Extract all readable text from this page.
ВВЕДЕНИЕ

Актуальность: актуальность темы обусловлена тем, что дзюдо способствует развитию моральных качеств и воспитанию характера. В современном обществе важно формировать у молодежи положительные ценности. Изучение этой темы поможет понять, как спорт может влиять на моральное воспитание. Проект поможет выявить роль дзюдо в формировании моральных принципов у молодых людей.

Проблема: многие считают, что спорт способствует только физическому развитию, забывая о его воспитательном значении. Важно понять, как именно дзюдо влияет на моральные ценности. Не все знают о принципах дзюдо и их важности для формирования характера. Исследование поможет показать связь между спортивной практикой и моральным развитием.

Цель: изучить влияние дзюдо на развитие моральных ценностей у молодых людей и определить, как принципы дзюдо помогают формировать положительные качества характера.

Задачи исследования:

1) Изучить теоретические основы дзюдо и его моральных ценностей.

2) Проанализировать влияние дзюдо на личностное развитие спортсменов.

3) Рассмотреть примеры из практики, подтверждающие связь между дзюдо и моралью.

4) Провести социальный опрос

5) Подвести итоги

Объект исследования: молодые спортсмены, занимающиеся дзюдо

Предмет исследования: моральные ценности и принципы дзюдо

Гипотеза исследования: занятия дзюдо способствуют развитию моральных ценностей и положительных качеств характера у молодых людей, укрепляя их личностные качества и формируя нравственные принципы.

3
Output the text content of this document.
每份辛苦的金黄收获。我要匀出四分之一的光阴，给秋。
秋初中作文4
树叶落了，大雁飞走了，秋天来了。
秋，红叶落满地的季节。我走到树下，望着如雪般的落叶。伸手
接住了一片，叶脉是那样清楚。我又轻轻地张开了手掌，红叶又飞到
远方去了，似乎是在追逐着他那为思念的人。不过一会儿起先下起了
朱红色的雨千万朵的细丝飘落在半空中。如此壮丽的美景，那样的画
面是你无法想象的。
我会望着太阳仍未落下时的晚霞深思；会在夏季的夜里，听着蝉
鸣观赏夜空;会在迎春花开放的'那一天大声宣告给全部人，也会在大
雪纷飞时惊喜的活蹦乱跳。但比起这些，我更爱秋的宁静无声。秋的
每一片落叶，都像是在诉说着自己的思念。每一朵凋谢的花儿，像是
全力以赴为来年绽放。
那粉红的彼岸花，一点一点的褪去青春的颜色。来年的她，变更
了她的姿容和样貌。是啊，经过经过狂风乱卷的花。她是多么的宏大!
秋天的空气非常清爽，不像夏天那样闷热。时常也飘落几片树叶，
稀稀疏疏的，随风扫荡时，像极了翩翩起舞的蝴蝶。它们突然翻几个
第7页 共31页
○ ○ ○ ○ ○ ○ ○
--- Directions ---
Retype the whole listing, matching it exactly.

--- The output ---
Extract all readable text from this page.
ВВЕДЕНИЕ

Актуальность: актуальность темы обусловлена тем, что дзюдо способствует развитию моральных качеств и воспитанию характера. В современном обществе важно формировать у молодежи положительные ценности. Изучение этой темы поможет понять, как спорт может влиять на моральное воспитание. Проект поможет выявить роль дзюдо в формировании моральных принципов у молодых людей.

Проблема: многие считают, что спорт способствует только физическому развитию, забывая о его воспитательном значении. Важно понять, как именно дзюдо влияет на моральные ценности. Не все знают о принципах дзюдо и их важности для формирования характера. Исследование поможет показать связь между спортивной практикой и моральным развитием.

Цель: изучить влияние дзюдо на развитие моральных ценностей у молодых людей и определить, как принципы дзюдо помогают формировать положительные качества характера.

Задачи исследования:

1) Изучить теоретические основы дзюдо и его моральных ценностей.

2) Проанализировать влияние дзюдо на личностное развитие спортсменов.

3) Рассмотреть примеры из практики, подтверждающие связь между дзюдо и моралью.

4) Провести социальный опрос

5) Подвести итоги

Объект исследования: молодые спортсмены, занимающиеся дзюдо

Предмет исследования: моральные ценности и принципы дзюдо

Гипотеза исследования: занятия дзюдо способствуют развитию моральных ценностей и положительных качеств характера у молодых людей, укрепляя их личностные качества и формируя нравственные принципы.

3
Output the text content of this document.
每份辛苦的金黄收获。我要匀出四分之一的光阴，给秋。
秋初中作文4
树叶落了，大雁飞走了，秋天来了。
秋，红叶落满地的季节。我走到树下，望着如雪般的落叶。伸手
接住了一片，叶脉是那样清楚。我又轻轻地张开了手掌，红叶又飞到
远方去了，似乎是在追逐着他那为思念的人。不过一会儿起先下起了
朱红色的雨千万朵的细丝飘落在半空中。如此壮丽的美景，那样的画
面是你无法想象的。
我会望着太阳仍未落下时的晚霞深思；会在夏季的夜里，听着蝉
鸣观赏夜空;会在迎春花开放的'那一天大声宣告给全部人，也会在大
雪纷飞时惊喜的活蹦乱跳。但比起这些，我更爱秋的宁静无声。秋的
每一片落叶，都像是在诉说着自己的思念。每一朵凋谢的花儿，像是
全力以赴为来年绽放。
那粉红的彼岸花，一点一点的褪去青春的颜色。来年的她，变更
了她的姿容和样貌。是啊，经过经过狂风乱卷的花。她是多么的宏大!
秋天的空气非常清爽，不像夏天那样闷热。时常也飘落几片树叶，
稀稀疏疏的，随风扫荡时，像极了翩翩起舞的蝴蝶。它们突然翻几个
第7页 共31页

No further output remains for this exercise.